• _Exercise_:
Repeat each line of the material below exactly as it appears, minus any pictures.

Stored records

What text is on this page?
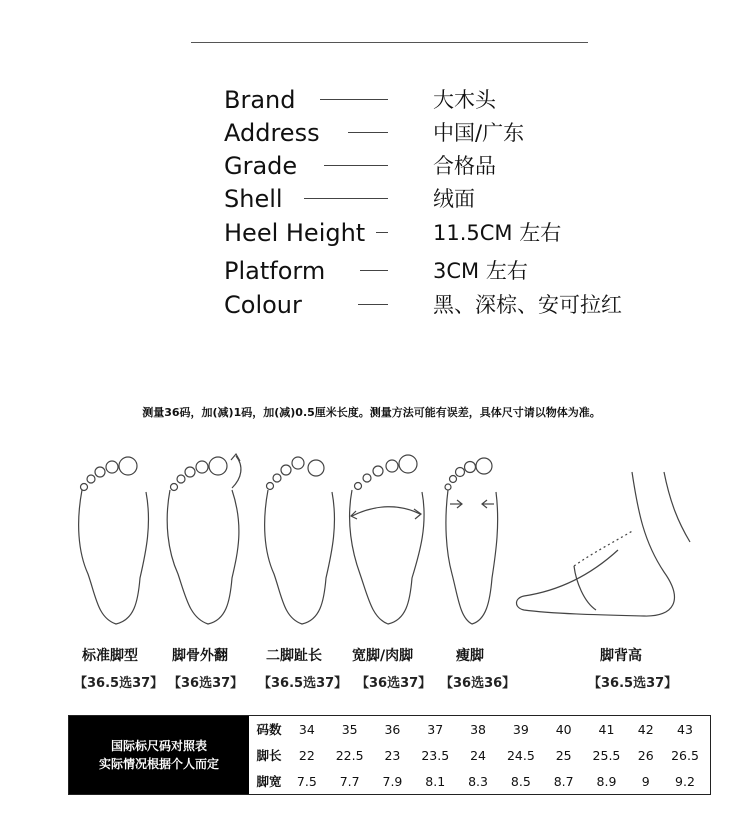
Brand	大木头
Address	中国/广东
Grade	合格品
Shell	绒面
Heel Height	11.5CM 左右
Platform	3CM 左右
Colour	黑、深棕、安可拉红
测量36码，加(减)1码，加(减)0.5厘米长度。测量方法可能有误差，具体尺寸请以物体为准。
标准脚型
【36.5选37】
脚骨外翻
【36选37】
二脚趾长
【36.5选37】
宽脚/肉脚
【36选37】
瘦脚
【36选36】
脚背高
【36.5选37】
国际标尺码对照表
实际情况根据个人而定
码数	34	35	36	37	38	39	40	41	42	43
脚长	22	22.5	23	23.5	24	24.5	25	25.5	26	26.5
脚宽	7.5	7.7	7.9	8.1	8.3	8.5	8.7	8.9	9	9.2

• _Completed exercise_:
What text is on this page?
Brand	大木头
Address	中国/广东
Grade	合格品
Shell	绒面
Heel Height	11.5CM 左右
Platform	3CM 左右
Colour	黑、深棕、安可拉红
测量36码，加(减)1码，加(减)0.5厘米长度。测量方法可能有误差，具体尺寸请以物体为准。
标准脚型
【36.5选37】
脚骨外翻
【36选37】
二脚趾长
【36.5选37】
宽脚/肉脚
【36选37】
瘦脚
【36选36】
脚背高
【36.5选37】
国际标尺码对照表
实际情况根据个人而定
码数	34	35	36	37	38	39	40	41	42	43
脚长	22	22.5	23	23.5	24	24.5	25	25.5	26	26.5
脚宽	7.5	7.7	7.9	8.1	8.3	8.5	8.7	8.9	9	9.2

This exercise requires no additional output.